> [Short task]: Isolate every line in the records below with "name" in it.

------ Listed records

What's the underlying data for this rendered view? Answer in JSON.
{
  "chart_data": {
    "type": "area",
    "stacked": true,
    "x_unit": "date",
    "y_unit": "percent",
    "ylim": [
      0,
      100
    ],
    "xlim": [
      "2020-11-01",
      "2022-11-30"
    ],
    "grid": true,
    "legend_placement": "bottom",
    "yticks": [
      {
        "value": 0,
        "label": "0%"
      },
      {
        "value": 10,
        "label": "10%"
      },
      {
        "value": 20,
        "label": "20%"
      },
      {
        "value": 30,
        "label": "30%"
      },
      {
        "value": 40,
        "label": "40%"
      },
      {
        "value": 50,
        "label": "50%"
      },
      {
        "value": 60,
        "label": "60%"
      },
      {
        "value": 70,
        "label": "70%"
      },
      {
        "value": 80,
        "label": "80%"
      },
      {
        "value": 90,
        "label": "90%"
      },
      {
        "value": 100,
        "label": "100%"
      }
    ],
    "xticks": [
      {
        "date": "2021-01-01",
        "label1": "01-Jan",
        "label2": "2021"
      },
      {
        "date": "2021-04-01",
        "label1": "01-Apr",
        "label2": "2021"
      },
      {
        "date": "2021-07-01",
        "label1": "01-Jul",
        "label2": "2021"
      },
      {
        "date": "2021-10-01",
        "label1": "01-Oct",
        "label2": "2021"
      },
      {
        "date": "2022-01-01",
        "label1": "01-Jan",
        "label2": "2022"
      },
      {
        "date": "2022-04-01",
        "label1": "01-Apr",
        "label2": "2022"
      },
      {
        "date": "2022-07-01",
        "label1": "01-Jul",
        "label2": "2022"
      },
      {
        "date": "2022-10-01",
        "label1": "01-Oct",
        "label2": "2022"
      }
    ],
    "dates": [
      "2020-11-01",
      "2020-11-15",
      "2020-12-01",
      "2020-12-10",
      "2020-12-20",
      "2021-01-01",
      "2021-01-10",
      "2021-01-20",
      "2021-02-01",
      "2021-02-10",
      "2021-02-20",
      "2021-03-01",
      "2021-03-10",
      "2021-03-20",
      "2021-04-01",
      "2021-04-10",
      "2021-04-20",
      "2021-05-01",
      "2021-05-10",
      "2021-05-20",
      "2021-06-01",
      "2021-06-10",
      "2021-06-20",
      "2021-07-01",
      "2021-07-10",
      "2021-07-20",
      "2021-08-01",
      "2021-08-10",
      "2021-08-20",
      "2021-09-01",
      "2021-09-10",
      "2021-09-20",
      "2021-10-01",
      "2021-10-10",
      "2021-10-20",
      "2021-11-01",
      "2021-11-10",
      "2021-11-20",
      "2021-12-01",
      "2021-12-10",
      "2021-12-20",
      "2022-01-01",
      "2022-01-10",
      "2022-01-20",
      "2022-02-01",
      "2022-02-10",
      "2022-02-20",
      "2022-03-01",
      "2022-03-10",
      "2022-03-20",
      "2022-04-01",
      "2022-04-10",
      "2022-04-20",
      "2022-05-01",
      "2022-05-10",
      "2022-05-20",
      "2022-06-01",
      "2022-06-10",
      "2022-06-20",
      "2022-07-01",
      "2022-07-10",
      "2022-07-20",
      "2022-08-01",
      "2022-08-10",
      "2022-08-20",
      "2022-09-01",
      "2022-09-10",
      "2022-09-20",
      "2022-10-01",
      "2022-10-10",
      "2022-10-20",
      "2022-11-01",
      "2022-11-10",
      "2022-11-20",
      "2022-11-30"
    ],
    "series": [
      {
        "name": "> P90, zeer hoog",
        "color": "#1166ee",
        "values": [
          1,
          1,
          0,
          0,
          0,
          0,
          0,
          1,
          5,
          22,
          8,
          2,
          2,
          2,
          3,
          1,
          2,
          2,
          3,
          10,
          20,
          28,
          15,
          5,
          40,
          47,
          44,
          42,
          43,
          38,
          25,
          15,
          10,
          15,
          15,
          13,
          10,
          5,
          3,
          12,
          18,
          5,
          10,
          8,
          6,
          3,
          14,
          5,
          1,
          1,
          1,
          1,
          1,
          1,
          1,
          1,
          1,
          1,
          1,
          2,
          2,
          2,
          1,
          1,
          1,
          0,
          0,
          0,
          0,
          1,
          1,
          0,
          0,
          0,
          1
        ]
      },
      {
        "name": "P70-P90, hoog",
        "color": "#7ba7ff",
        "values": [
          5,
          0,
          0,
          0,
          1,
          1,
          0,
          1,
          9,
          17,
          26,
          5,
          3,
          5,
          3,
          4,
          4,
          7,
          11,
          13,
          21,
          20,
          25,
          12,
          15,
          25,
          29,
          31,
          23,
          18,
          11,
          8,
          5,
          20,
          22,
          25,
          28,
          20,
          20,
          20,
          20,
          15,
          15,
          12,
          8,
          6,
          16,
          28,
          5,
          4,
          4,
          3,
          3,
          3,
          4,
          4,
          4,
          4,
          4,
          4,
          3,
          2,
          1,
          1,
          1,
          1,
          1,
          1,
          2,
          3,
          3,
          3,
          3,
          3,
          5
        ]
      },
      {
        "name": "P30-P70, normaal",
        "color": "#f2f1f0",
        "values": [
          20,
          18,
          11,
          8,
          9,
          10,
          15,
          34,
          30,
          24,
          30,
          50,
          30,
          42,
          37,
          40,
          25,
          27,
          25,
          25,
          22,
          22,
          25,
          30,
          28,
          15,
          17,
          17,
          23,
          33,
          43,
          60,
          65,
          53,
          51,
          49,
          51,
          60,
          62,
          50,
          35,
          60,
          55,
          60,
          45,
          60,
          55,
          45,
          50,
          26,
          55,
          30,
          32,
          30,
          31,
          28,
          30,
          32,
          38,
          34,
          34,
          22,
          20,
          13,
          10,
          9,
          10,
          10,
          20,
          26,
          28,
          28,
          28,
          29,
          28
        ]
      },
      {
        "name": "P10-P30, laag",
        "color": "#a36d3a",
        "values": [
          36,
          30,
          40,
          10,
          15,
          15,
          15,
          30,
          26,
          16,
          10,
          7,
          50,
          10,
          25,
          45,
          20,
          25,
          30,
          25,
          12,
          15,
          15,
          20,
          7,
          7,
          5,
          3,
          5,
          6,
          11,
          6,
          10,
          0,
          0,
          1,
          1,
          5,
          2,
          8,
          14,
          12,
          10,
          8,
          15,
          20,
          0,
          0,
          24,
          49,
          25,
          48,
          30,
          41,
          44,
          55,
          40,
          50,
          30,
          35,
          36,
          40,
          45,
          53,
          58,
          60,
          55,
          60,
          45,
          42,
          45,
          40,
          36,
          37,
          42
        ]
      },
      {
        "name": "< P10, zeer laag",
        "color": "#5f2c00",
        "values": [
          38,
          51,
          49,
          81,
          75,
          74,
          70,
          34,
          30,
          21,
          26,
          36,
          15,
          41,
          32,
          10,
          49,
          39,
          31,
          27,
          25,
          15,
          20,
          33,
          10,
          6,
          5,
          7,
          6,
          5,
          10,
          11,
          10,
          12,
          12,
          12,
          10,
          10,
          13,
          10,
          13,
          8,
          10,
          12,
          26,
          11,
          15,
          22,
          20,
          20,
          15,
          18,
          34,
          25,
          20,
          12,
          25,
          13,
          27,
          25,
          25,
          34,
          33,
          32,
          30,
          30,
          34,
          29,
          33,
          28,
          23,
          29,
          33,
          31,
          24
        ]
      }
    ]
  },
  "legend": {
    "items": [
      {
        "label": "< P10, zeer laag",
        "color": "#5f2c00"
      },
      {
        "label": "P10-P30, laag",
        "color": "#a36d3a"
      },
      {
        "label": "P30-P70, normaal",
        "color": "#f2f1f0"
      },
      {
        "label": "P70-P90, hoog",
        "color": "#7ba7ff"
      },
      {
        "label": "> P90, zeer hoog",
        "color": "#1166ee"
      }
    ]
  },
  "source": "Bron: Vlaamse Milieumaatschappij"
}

------------

> [Exercise solution]:
        "name": "> P90, zeer hoog",
        "name": "P70-P90, hoog",
        "name": "P30-P70, normaal",
        "name": "P10-P30, laag",
        "name": "< P10, zeer laag",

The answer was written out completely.